◆ Job: Wherever the string "осмотра" appears in the listing, copy that line.

◆ Material provided:
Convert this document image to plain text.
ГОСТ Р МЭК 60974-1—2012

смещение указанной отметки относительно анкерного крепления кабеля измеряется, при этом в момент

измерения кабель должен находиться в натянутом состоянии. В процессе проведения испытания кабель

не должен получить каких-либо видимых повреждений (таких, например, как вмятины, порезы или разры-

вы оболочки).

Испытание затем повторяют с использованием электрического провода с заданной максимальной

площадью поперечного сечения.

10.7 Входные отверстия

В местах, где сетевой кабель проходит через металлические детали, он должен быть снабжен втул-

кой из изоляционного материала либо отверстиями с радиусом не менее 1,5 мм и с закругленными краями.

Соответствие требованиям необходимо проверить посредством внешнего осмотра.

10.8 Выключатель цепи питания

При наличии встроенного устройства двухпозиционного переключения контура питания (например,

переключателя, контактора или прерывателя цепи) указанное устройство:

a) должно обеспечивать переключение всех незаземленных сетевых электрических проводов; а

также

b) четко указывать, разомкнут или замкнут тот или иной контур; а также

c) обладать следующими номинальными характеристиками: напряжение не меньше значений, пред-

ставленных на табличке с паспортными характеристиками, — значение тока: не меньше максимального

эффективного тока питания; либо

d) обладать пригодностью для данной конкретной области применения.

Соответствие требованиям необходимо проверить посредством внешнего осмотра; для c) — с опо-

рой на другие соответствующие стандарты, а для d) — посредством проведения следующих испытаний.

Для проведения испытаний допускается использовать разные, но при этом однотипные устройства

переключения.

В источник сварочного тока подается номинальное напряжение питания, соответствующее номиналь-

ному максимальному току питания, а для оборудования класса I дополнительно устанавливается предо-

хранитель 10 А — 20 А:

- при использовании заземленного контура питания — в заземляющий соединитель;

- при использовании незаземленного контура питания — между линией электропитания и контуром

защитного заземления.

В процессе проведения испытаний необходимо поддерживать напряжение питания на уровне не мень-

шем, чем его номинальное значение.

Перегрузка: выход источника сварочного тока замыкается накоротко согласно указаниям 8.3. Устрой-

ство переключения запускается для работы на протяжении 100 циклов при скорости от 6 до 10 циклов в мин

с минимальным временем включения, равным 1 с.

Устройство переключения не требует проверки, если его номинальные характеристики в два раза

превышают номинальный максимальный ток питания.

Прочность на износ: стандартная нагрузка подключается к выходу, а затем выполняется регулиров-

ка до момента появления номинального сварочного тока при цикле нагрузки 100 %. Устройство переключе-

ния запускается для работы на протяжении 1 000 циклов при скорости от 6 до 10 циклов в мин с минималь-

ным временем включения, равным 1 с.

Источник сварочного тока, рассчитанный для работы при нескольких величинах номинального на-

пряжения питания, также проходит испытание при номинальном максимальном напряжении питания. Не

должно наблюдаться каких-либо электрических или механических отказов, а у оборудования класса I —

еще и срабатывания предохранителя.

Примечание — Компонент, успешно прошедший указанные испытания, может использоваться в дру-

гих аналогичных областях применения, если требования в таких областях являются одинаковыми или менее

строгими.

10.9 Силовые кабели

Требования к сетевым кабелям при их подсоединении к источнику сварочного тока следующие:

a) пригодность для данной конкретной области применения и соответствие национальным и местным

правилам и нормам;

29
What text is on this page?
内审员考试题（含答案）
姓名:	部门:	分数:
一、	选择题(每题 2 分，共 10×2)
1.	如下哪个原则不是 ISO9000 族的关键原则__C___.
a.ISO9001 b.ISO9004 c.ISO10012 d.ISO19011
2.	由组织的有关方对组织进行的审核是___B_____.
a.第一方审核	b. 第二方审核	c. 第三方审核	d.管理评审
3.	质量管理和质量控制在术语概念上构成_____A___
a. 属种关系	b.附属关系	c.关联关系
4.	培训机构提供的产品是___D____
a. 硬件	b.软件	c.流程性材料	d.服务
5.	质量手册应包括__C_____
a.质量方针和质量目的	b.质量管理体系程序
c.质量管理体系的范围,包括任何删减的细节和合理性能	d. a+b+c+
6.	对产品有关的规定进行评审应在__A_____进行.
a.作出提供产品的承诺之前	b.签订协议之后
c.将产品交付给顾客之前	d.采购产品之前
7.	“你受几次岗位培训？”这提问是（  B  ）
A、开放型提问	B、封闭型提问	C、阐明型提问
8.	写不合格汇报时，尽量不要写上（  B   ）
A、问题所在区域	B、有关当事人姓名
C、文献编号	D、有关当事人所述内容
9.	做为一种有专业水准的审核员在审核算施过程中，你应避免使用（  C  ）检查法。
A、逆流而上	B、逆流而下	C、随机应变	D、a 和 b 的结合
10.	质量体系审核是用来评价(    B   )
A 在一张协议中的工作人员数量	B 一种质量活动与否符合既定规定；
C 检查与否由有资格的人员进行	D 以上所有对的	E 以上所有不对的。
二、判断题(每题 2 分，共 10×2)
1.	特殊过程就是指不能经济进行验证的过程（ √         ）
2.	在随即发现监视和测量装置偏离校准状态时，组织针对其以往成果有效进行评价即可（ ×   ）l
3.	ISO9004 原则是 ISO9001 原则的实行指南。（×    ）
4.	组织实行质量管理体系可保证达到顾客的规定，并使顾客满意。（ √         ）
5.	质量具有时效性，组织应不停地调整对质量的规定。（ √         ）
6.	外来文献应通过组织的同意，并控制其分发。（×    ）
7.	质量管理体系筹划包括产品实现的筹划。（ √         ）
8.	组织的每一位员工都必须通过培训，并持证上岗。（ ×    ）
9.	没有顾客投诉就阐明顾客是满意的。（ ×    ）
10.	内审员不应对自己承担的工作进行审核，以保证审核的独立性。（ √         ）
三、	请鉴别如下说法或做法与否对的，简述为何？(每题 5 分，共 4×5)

◆ Completed exercise:
Соответствие требованиям необходимо проверить посредством внешнего осмотра.
Соответствие требованиям необходимо проверить посредством внешнего осмотра; для c) — с опо-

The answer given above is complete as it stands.